Extract every line of the listing below and reproduce each one word for word.

[Data items]
··········

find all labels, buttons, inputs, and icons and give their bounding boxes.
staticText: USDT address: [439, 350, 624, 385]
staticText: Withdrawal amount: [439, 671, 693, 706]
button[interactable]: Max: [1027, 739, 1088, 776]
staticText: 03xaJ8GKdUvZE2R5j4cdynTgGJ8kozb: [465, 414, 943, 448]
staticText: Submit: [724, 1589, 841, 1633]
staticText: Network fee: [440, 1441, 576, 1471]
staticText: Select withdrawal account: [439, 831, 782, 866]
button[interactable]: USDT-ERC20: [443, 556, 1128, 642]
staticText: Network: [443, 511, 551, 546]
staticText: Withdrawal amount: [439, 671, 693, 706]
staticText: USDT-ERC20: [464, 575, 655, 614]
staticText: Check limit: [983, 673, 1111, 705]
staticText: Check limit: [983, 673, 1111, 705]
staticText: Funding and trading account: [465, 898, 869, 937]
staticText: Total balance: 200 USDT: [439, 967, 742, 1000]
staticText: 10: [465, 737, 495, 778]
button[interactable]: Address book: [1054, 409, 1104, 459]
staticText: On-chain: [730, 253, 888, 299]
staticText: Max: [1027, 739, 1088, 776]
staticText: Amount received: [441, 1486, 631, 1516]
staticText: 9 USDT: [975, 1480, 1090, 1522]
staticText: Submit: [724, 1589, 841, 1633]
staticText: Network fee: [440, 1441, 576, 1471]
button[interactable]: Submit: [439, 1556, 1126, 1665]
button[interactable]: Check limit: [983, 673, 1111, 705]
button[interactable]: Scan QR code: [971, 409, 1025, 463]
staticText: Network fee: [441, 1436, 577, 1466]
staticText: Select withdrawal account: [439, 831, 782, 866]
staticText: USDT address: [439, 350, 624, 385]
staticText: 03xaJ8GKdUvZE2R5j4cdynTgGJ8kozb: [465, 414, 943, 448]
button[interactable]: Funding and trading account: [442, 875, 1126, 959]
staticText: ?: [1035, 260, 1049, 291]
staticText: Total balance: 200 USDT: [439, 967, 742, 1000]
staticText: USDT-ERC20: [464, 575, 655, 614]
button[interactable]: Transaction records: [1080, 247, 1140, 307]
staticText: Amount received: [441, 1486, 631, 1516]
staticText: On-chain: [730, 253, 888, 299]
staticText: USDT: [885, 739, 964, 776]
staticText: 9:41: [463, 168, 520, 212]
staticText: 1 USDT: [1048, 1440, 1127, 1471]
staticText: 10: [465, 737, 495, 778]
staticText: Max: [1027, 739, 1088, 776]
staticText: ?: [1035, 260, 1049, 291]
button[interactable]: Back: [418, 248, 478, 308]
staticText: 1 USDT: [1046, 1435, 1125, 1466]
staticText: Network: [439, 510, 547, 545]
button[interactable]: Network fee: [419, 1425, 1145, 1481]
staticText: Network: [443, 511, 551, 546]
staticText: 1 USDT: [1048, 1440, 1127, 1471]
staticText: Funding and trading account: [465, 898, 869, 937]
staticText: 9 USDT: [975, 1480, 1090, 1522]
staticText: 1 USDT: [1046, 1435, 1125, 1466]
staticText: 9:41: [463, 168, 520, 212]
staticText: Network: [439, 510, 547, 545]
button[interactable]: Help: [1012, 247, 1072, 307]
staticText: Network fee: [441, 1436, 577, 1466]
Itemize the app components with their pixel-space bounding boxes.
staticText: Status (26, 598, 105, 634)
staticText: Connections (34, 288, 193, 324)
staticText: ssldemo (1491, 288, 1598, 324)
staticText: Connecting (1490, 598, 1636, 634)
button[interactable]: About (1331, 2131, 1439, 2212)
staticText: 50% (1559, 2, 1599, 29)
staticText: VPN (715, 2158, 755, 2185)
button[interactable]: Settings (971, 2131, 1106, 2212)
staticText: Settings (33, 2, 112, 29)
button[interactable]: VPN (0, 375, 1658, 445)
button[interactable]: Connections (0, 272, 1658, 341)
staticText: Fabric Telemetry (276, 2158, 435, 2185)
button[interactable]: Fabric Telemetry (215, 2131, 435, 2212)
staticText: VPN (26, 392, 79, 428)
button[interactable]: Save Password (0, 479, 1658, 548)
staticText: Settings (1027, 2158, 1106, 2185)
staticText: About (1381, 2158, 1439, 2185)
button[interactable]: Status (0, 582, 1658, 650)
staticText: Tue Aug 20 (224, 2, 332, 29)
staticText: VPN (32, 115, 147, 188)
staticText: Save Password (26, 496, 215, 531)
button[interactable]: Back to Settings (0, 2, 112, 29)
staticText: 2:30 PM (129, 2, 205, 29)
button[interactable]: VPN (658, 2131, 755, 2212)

··········

THE REPLY →
find all labels, buttons, inputs, and icons and give their bounding boxes.
staticText: USDT address: [439, 350, 624, 385]
staticText: Withdrawal amount: [439, 671, 693, 706]
button[interactable]: Max: [1027, 739, 1088, 776]
staticText: 03xaJ8GKdUvZE2R5j4cdynTgGJ8kozb: [465, 414, 943, 448]
staticText: Submit: [724, 1589, 841, 1633]
staticText: Network fee: [440, 1441, 576, 1471]
staticText: Select withdrawal account: [439, 831, 782, 866]
button[interactable]: USDT-ERC20: [443, 556, 1128, 642]
staticText: Network: [443, 511, 551, 546]
staticText: Withdrawal amount: [439, 671, 693, 706]
staticText: USDT-ERC20: [464, 575, 655, 614]
staticText: Check limit: [983, 673, 1111, 705]
staticText: Check limit: [983, 673, 1111, 705]
staticText: Funding and trading account: [465, 898, 869, 937]
staticText: Total balance: 200 USDT: [439, 967, 742, 1000]
staticText: 10: [465, 737, 495, 778]
button[interactable]: Address book: [1054, 409, 1104, 459]
staticText: On-chain: [730, 253, 888, 299]
staticText: Max: [1027, 739, 1088, 776]
staticText: Amount received: [441, 1486, 631, 1516]
staticText: 9 USDT: [975, 1480, 1090, 1522]
staticText: Submit: [724, 1589, 841, 1633]
staticText: Network fee: [440, 1441, 576, 1471]
button[interactable]: Submit: [439, 1556, 1126, 1665]
button[interactable]: Check limit: [983, 673, 1111, 705]
button[interactable]: Scan QR code: [971, 409, 1025, 463]
staticText: Network fee: [441, 1436, 577, 1466]
staticText: Select withdrawal account: [439, 831, 782, 866]
staticText: USDT address: [439, 350, 624, 385]
staticText: 03xaJ8GKdUvZE2R5j4cdynTgGJ8kozb: [465, 414, 943, 448]
button[interactable]: Funding and trading account: [442, 875, 1126, 959]
staticText: ?: [1035, 260, 1049, 291]
staticText: Total balance: 200 USDT: [439, 967, 742, 1000]
staticText: USDT-ERC20: [464, 575, 655, 614]
button[interactable]: Transaction records: [1080, 247, 1140, 307]
staticText: Amount received: [441, 1486, 631, 1516]
staticText: On-chain: [730, 253, 888, 299]
staticText: USDT: [885, 739, 964, 776]
staticText: 9:41: [463, 168, 520, 212]
staticText: 1 USDT: [1048, 1440, 1127, 1471]
staticText: 10: [465, 737, 495, 778]
staticText: Max: [1027, 739, 1088, 776]
staticText: ?: [1035, 260, 1049, 291]
button[interactable]: Back: [418, 248, 478, 308]
staticText: 1 USDT: [1046, 1435, 1125, 1466]
staticText: Network: [439, 510, 547, 545]
button[interactable]: Network fee: [419, 1425, 1145, 1481]
staticText: Network: [443, 511, 551, 546]
staticText: 1 USDT: [1048, 1440, 1127, 1471]
staticText: Funding and trading account: [465, 898, 869, 937]
staticText: 9 USDT: [975, 1480, 1090, 1522]
staticText: 1 USDT: [1046, 1435, 1125, 1466]
staticText: 9:41: [463, 168, 520, 212]
staticText: Network: [439, 510, 547, 545]
button[interactable]: Help: [1012, 247, 1072, 307]
staticText: Network fee: [441, 1436, 577, 1466]
Itemize the app components with their pixel-space bounding boxes.
staticText: Status (26, 598, 105, 634)
staticText: Connections (34, 288, 193, 324)
staticText: ssldemo (1491, 288, 1598, 324)
staticText: Connecting (1490, 598, 1636, 634)
button[interactable]: About (1331, 2131, 1439, 2212)
staticText: 50% (1559, 2, 1599, 29)
staticText: VPN (715, 2158, 755, 2185)
button[interactable]: Settings (971, 2131, 1106, 2212)
staticText: Settings (33, 2, 112, 29)
button[interactable]: VPN (0, 375, 1658, 445)
button[interactable]: Connections (0, 272, 1658, 341)
staticText: Fabric Telemetry (276, 2158, 435, 2185)
button[interactable]: Fabric Telemetry (215, 2131, 435, 2212)
staticText: VPN (26, 392, 79, 428)
button[interactable]: Save Password (0, 479, 1658, 548)
staticText: Settings (1027, 2158, 1106, 2185)
staticText: About (1381, 2158, 1439, 2185)
button[interactable]: Status (0, 582, 1658, 650)
staticText: Tue Aug 20 (224, 2, 332, 29)
staticText: VPN (32, 115, 147, 188)
staticText: Save Password (26, 496, 215, 531)
button[interactable]: Back to Settings (0, 2, 112, 29)
staticText: 2:30 PM (129, 2, 205, 29)
button[interactable]: VPN (658, 2131, 755, 2212)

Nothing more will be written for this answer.